WHAT IS NEEDED:
Write out every entry exactly as it stands.

------ LISTING ------

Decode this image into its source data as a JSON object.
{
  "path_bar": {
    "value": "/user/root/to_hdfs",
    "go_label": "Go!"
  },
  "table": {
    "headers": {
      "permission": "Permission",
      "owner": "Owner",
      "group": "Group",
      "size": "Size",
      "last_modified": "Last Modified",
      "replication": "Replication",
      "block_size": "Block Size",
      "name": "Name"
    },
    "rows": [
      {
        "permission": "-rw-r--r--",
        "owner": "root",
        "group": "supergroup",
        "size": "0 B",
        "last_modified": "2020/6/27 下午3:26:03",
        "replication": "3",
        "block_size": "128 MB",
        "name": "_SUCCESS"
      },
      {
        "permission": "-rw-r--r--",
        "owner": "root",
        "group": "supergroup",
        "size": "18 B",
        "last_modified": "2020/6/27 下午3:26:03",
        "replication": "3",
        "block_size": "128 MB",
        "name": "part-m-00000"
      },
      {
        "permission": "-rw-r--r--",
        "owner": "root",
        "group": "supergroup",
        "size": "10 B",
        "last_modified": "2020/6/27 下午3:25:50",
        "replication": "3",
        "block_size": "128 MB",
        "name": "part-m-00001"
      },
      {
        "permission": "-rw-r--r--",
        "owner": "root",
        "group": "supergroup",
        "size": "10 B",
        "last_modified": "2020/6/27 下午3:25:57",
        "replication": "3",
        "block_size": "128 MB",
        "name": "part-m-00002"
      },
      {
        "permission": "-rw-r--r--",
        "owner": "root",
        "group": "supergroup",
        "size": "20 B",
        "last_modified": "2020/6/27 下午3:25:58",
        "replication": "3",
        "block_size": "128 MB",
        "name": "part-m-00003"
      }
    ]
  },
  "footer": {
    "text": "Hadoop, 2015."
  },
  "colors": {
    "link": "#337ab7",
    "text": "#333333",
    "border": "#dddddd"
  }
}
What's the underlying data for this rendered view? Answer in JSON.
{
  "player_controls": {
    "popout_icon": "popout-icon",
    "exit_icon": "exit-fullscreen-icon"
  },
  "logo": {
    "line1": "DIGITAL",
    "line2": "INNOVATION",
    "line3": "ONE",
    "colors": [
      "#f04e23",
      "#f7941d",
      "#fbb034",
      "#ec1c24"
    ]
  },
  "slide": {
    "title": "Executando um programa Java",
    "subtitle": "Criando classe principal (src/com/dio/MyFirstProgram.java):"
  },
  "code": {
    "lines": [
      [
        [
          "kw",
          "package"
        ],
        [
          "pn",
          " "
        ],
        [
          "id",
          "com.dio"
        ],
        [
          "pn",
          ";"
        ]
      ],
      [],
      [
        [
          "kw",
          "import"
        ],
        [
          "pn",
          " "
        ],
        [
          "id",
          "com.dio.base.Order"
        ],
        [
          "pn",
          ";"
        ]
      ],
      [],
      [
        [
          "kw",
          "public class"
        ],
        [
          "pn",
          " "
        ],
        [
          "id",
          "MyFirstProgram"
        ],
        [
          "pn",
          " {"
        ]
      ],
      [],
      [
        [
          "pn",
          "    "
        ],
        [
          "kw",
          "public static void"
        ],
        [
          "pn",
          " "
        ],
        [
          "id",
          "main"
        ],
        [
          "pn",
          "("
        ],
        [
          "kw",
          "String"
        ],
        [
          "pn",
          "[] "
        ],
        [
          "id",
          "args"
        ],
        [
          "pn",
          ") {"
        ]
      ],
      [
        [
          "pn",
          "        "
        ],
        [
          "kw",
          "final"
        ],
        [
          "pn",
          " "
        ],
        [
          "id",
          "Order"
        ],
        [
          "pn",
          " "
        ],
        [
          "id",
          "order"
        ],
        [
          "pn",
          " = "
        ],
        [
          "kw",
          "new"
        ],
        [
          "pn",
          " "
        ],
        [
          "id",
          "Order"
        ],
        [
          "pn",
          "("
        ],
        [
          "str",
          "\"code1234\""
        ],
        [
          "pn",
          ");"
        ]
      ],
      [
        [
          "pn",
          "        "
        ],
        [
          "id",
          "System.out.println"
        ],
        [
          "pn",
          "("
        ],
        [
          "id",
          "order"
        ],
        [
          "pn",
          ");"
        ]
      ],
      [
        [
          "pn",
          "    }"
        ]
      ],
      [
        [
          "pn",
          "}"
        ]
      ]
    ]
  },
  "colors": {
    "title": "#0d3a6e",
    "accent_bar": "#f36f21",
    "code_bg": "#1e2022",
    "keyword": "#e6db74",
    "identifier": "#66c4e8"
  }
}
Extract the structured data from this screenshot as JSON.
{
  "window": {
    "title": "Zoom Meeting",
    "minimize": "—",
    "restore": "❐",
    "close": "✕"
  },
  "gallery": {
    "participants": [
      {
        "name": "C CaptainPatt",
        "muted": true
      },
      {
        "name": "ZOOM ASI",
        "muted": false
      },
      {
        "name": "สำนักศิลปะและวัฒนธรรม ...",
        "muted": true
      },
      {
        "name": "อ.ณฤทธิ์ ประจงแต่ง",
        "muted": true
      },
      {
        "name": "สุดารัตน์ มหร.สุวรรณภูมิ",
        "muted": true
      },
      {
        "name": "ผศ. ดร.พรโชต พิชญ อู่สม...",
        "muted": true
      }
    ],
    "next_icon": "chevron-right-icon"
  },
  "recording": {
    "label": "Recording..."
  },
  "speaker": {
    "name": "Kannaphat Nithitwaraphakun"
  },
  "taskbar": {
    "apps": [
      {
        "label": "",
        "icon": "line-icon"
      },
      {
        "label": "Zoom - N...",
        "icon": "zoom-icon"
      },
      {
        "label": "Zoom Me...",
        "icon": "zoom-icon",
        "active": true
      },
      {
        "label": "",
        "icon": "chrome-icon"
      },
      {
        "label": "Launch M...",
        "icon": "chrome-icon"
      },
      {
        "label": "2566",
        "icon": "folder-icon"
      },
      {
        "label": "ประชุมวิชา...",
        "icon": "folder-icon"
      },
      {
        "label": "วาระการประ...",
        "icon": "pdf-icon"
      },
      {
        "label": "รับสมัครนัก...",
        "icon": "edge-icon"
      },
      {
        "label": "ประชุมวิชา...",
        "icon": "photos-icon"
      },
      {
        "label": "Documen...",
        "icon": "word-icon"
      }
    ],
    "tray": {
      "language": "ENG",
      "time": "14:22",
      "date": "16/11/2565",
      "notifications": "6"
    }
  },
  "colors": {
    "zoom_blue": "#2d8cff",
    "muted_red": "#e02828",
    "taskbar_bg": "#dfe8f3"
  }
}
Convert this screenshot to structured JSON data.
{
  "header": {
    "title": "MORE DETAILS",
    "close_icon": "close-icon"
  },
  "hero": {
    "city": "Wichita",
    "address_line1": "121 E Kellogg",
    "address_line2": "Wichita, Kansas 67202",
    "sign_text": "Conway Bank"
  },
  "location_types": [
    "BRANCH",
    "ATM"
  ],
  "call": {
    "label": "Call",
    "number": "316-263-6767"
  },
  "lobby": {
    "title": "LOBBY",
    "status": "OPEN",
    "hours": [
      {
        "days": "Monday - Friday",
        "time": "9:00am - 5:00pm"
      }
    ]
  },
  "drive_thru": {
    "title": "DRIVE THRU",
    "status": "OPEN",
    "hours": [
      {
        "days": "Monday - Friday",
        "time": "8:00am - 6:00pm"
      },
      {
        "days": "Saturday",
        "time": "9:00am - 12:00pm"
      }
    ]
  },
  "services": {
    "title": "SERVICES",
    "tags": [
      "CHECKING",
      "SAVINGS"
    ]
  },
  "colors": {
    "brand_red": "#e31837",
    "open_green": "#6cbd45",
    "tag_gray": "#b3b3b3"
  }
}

------

ANSWER TO THIS TASK:
Decode this image into its source data as a JSON object.
{
  "path_bar": {
    "value": "/user/root/to_hdfs",
    "go_label": "Go!"
  },
  "table": {
    "headers": {
      "permission": "Permission",
      "owner": "Owner",
      "group": "Group",
      "size": "Size",
      "last_modified": "Last Modified",
      "replication": "Replication",
      "block_size": "Block Size",
      "name": "Name"
    },
    "rows": [
      {
        "permission": "-rw-r--r--",
        "owner": "root",
        "group": "supergroup",
        "size": "0 B",
        "last_modified": "2020/6/27 下午3:26:03",
        "replication": "3",
        "block_size": "128 MB",
        "name": "_SUCCESS"
      },
      {
        "permission": "-rw-r--r--",
        "owner": "root",
        "group": "supergroup",
        "size": "18 B",
        "last_modified": "2020/6/27 下午3:26:03",
        "replication": "3",
        "block_size": "128 MB",
        "name": "part-m-00000"
      },
      {
        "permission": "-rw-r--r--",
        "owner": "root",
        "group": "supergroup",
        "size": "10 B",
        "last_modified": "2020/6/27 下午3:25:50",
        "replication": "3",
        "block_size": "128 MB",
        "name": "part-m-00001"
      },
      {
        "permission": "-rw-r--r--",
        "owner": "root",
        "group": "supergroup",
        "size": "10 B",
        "last_modified": "2020/6/27 下午3:25:57",
        "replication": "3",
        "block_size": "128 MB",
        "name": "part-m-00002"
      },
      {
        "permission": "-rw-r--r--",
        "owner": "root",
        "group": "supergroup",
        "size": "20 B",
        "last_modified": "2020/6/27 下午3:25:58",
        "replication": "3",
        "block_size": "128 MB",
        "name": "part-m-00003"
      }
    ]
  },
  "footer": {
    "text": "Hadoop, 2015."
  },
  "colors": {
    "link": "#337ab7",
    "text": "#333333",
    "border": "#dddddd"
  }
}
What's the underlying data for this rendered view? Answer in JSON.
{
  "player_controls": {
    "popout_icon": "popout-icon",
    "exit_icon": "exit-fullscreen-icon"
  },
  "logo": {
    "line1": "DIGITAL",
    "line2": "INNOVATION",
    "line3": "ONE",
    "colors": [
      "#f04e23",
      "#f7941d",
      "#fbb034",
      "#ec1c24"
    ]
  },
  "slide": {
    "title": "Executando um programa Java",
    "subtitle": "Criando classe principal (src/com/dio/MyFirstProgram.java):"
  },
  "code": {
    "lines": [
      [
        [
          "kw",
          "package"
        ],
        [
          "pn",
          " "
        ],
        [
          "id",
          "com.dio"
        ],
        [
          "pn",
          ";"
        ]
      ],
      [],
      [
        [
          "kw",
          "import"
        ],
        [
          "pn",
          " "
        ],
        [
          "id",
          "com.dio.base.Order"
        ],
        [
          "pn",
          ";"
        ]
      ],
      [],
      [
        [
          "kw",
          "public class"
        ],
        [
          "pn",
          " "
        ],
        [
          "id",
          "MyFirstProgram"
        ],
        [
          "pn",
          " {"
        ]
      ],
      [],
      [
        [
          "pn",
          "    "
        ],
        [
          "kw",
          "public static void"
        ],
        [
          "pn",
          " "
        ],
        [
          "id",
          "main"
        ],
        [
          "pn",
          "("
        ],
        [
          "kw",
          "String"
        ],
        [
          "pn",
          "[] "
        ],
        [
          "id",
          "args"
        ],
        [
          "pn",
          ") {"
        ]
      ],
      [
        [
          "pn",
          "        "
        ],
        [
          "kw",
          "final"
        ],
        [
          "pn",
          " "
        ],
        [
          "id",
          "Order"
        ],
        [
          "pn",
          " "
        ],
        [
          "id",
          "order"
        ],
        [
          "pn",
          " = "
        ],
        [
          "kw",
          "new"
        ],
        [
          "pn",
          " "
        ],
        [
          "id",
          "Order"
        ],
        [
          "pn",
          "("
        ],
        [
          "str",
          "\"code1234\""
        ],
        [
          "pn",
          ");"
        ]
      ],
      [
        [
          "pn",
          "        "
        ],
        [
          "id",
          "System.out.println"
        ],
        [
          "pn",
          "("
        ],
        [
          "id",
          "order"
        ],
        [
          "pn",
          ");"
        ]
      ],
      [
        [
          "pn",
          "    }"
        ]
      ],
      [
        [
          "pn",
          "}"
        ]
      ]
    ]
  },
  "colors": {
    "title": "#0d3a6e",
    "accent_bar": "#f36f21",
    "code_bg": "#1e2022",
    "keyword": "#e6db74",
    "identifier": "#66c4e8"
  }
}
Extract the structured data from this screenshot as JSON.
{
  "window": {
    "title": "Zoom Meeting",
    "minimize": "—",
    "restore": "❐",
    "close": "✕"
  },
  "gallery": {
    "participants": [
      {
        "name": "C CaptainPatt",
        "muted": true
      },
      {
        "name": "ZOOM ASI",
        "muted": false
      },
      {
        "name": "สำนักศิลปะและวัฒนธรรม ...",
        "muted": true
      },
      {
        "name": "อ.ณฤทธิ์ ประจงแต่ง",
        "muted": true
      },
      {
        "name": "สุดารัตน์ มหร.สุวรรณภูมิ",
        "muted": true
      },
      {
        "name": "ผศ. ดร.พรโชต พิชญ อู่สม...",
        "muted": true
      }
    ],
    "next_icon": "chevron-right-icon"
  },
  "recording": {
    "label": "Recording..."
  },
  "speaker": {
    "name": "Kannaphat Nithitwaraphakun"
  },
  "taskbar": {
    "apps": [
      {
        "label": "",
        "icon": "line-icon"
      },
      {
        "label": "Zoom - N...",
        "icon": "zoom-icon"
      },
      {
        "label": "Zoom Me...",
        "icon": "zoom-icon",
        "active": true
      },
      {
        "label": "",
        "icon": "chrome-icon"
      },
      {
        "label": "Launch M...",
        "icon": "chrome-icon"
      },
      {
        "label": "2566",
        "icon": "folder-icon"
      },
      {
        "label": "ประชุมวิชา...",
        "icon": "folder-icon"
      },
      {
        "label": "วาระการประ...",
        "icon": "pdf-icon"
      },
      {
        "label": "รับสมัครนัก...",
        "icon": "edge-icon"
      },
      {
        "label": "ประชุมวิชา...",
        "icon": "photos-icon"
      },
      {
        "label": "Documen...",
        "icon": "word-icon"
      }
    ],
    "tray": {
      "language": "ENG",
      "time": "14:22",
      "date": "16/11/2565",
      "notifications": "6"
    }
  },
  "colors": {
    "zoom_blue": "#2d8cff",
    "muted_red": "#e02828",
    "taskbar_bg": "#dfe8f3"
  }
}
Convert this screenshot to structured JSON data.
{
  "header": {
    "title": "MORE DETAILS",
    "close_icon": "close-icon"
  },
  "hero": {
    "city": "Wichita",
    "address_line1": "121 E Kellogg",
    "address_line2": "Wichita, Kansas 67202",
    "sign_text": "Conway Bank"
  },
  "location_types": [
    "BRANCH",
    "ATM"
  ],
  "call": {
    "label": "Call",
    "number": "316-263-6767"
  },
  "lobby": {
    "title": "LOBBY",
    "status": "OPEN",
    "hours": [
      {
        "days": "Monday - Friday",
        "time": "9:00am - 5:00pm"
      }
    ]
  },
  "drive_thru": {
    "title": "DRIVE THRU",
    "status": "OPEN",
    "hours": [
      {
        "days": "Monday - Friday",
        "time": "8:00am - 6:00pm"
      },
      {
        "days": "Saturday",
        "time": "9:00am - 12:00pm"
      }
    ]
  },
  "services": {
    "title": "SERVICES",
    "tags": [
      "CHECKING",
      "SAVINGS"
    ]
  },
  "colors": {
    "brand_red": "#e31837",
    "open_green": "#6cbd45",
    "tag_gray": "#b3b3b3"
  }
}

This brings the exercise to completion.